**GOAL**
Looking at the listing beneath, work out how many lines hold "comments" and report only that figure.

[Stored data entries]
#####

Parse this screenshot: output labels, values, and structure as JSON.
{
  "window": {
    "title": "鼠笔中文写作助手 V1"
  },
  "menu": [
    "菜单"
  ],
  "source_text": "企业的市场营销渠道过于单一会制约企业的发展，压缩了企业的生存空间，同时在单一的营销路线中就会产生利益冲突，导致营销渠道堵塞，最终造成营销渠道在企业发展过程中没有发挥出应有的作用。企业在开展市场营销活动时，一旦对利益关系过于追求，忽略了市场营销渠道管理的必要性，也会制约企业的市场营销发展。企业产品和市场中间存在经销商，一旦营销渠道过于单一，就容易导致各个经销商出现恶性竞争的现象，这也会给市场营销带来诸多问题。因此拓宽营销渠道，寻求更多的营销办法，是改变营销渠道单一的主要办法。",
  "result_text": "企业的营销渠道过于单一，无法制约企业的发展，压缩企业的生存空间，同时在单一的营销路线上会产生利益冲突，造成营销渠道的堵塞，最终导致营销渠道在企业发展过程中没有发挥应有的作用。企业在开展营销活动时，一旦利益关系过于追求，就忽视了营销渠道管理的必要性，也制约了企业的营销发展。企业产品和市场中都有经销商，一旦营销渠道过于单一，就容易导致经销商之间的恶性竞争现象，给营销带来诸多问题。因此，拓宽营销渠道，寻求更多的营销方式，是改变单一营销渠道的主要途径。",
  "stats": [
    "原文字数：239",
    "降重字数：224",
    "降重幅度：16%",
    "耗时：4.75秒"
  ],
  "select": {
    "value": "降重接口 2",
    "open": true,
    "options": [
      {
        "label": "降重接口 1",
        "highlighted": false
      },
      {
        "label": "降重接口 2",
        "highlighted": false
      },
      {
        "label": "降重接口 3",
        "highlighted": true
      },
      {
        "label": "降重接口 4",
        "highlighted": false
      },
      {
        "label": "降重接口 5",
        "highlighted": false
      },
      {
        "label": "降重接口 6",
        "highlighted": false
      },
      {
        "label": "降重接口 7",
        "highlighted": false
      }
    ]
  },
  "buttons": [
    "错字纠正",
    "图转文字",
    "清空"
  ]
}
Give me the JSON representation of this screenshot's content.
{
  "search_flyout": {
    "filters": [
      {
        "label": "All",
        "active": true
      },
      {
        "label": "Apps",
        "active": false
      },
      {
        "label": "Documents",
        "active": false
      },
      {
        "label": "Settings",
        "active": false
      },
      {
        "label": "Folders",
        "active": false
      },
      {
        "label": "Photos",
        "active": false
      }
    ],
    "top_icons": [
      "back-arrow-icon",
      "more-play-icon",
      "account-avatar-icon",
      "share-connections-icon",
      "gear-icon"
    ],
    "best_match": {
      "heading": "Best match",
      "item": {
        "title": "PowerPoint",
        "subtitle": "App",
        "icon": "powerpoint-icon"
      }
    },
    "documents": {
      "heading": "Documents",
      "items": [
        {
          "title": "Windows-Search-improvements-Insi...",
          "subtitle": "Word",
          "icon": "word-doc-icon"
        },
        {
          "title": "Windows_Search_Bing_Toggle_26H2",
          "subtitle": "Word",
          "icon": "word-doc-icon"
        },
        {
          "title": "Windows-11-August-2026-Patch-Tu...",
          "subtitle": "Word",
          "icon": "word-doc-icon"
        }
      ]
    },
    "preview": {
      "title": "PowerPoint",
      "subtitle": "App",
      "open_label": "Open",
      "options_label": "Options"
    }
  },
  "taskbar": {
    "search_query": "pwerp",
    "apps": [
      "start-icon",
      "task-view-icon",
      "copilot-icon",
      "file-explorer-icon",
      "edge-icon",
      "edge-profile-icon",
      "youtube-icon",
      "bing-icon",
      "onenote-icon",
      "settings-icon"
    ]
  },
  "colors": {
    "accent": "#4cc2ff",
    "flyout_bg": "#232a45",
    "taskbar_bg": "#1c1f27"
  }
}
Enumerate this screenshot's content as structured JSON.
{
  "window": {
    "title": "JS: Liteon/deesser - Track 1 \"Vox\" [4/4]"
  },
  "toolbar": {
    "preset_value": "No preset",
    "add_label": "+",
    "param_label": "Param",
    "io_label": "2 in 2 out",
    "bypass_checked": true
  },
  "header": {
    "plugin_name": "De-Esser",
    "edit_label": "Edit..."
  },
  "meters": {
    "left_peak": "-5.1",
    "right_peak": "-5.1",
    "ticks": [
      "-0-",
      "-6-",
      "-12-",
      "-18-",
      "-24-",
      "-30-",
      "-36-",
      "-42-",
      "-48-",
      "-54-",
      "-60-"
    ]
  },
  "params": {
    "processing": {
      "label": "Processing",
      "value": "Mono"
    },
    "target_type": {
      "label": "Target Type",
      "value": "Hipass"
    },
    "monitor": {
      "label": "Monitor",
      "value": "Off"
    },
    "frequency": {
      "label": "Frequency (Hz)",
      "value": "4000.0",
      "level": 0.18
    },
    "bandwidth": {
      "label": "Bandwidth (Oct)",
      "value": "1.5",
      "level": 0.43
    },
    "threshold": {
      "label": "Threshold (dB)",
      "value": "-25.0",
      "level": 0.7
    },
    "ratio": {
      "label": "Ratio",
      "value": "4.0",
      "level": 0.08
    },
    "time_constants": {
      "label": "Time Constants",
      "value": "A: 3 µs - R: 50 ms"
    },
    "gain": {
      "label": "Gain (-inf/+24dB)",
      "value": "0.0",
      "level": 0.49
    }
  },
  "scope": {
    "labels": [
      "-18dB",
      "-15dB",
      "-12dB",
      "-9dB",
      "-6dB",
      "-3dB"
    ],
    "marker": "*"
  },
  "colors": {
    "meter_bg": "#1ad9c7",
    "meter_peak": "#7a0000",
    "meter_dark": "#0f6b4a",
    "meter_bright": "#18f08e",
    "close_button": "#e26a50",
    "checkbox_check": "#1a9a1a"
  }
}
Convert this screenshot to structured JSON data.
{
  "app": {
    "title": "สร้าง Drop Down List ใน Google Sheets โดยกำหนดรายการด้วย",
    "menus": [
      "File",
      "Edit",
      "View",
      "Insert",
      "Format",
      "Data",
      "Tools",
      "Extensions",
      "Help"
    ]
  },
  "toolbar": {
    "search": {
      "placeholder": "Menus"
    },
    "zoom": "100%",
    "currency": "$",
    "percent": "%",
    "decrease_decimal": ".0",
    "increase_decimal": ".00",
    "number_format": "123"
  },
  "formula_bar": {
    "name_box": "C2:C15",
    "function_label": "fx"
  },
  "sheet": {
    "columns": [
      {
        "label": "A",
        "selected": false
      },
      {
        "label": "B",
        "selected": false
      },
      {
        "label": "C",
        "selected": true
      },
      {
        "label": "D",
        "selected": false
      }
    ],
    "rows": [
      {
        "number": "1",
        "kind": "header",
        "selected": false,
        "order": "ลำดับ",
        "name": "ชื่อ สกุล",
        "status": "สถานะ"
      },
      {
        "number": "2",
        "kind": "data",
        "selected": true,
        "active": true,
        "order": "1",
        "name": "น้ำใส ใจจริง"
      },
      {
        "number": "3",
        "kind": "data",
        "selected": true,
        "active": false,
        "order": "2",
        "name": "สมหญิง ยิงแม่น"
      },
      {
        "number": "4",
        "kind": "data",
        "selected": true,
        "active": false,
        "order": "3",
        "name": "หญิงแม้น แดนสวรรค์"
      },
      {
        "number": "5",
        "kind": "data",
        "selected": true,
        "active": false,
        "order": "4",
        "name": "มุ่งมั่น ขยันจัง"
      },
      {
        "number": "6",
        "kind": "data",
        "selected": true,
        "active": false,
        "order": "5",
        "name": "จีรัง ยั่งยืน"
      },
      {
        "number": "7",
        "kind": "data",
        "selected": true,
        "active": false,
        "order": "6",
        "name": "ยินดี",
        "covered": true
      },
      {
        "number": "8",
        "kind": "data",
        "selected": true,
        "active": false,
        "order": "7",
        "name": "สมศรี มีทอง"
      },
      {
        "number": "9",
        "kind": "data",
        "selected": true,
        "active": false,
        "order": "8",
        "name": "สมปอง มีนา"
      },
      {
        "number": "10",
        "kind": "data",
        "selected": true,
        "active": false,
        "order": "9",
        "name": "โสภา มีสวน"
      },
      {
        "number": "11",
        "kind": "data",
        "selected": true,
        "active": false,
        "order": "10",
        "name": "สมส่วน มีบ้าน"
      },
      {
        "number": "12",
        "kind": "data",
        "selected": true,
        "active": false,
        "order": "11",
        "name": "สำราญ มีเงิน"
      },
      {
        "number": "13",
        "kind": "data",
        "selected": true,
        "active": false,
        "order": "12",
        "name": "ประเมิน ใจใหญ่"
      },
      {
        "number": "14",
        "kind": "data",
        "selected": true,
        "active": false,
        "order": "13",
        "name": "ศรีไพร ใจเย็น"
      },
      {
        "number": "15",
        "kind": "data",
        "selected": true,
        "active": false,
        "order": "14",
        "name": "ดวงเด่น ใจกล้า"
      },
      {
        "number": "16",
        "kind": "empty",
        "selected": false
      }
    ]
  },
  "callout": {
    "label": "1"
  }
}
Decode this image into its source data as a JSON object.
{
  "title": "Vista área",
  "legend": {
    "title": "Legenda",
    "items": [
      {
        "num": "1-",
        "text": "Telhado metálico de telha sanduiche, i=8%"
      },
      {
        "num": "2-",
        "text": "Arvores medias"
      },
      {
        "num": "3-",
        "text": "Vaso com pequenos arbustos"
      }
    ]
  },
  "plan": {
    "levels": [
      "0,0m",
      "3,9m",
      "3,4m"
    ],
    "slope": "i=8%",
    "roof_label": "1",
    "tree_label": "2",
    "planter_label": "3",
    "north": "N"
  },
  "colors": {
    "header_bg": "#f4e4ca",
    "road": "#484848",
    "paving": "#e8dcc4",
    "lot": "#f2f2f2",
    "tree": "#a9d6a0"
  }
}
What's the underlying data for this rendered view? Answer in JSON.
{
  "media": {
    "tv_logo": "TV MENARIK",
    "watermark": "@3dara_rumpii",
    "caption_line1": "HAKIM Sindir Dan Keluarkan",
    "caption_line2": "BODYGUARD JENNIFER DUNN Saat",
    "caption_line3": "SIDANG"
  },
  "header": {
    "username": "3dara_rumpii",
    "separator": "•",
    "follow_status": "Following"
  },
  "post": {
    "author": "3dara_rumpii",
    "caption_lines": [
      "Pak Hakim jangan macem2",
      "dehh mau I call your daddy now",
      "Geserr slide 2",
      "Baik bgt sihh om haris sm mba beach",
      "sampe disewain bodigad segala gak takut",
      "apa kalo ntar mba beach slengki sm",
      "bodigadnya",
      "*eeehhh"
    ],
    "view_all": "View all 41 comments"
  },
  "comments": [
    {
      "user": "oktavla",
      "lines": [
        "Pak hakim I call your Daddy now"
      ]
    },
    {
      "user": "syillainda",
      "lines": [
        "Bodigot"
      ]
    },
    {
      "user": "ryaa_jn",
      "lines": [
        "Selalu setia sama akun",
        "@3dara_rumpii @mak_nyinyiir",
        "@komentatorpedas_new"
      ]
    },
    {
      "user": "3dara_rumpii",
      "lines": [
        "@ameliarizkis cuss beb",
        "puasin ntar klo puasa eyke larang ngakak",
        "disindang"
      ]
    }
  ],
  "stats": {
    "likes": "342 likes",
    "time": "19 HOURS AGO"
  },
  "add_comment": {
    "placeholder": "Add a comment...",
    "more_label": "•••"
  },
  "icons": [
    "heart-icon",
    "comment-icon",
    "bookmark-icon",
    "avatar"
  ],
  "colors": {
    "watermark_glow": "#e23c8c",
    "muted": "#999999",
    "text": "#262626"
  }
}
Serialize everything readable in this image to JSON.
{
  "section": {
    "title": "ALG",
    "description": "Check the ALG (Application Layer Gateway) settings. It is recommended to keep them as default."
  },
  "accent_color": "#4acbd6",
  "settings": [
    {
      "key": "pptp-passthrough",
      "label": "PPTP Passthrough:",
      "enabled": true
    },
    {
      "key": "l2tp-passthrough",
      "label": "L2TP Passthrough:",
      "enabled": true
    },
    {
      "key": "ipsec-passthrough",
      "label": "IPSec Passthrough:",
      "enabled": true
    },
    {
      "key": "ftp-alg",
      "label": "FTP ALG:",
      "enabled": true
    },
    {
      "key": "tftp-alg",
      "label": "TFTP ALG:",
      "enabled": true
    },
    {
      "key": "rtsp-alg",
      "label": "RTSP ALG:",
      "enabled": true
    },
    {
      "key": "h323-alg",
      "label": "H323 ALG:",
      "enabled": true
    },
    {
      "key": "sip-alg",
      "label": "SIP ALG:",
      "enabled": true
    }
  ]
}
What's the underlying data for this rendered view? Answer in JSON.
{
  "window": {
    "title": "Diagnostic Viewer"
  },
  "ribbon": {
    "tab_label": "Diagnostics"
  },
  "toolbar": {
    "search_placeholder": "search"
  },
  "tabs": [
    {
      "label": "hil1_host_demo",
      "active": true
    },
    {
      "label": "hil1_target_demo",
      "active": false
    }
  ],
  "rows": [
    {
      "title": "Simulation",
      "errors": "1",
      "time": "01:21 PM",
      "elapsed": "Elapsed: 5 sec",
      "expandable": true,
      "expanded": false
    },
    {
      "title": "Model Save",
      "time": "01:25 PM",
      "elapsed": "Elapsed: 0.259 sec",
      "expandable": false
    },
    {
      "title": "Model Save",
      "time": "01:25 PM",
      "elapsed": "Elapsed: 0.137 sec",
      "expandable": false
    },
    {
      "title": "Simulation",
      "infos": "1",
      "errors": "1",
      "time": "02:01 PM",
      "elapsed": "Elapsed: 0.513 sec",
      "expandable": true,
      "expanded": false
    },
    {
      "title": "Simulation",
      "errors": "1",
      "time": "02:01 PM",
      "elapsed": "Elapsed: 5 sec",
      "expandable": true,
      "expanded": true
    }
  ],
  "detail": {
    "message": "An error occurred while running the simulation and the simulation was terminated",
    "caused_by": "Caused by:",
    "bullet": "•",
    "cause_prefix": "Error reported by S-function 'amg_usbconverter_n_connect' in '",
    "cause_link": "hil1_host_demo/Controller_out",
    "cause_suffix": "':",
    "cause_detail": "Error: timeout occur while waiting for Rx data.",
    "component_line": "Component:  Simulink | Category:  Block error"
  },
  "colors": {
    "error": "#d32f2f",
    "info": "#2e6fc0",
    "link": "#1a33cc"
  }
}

#####

**WRITTEN RESPONSE**
2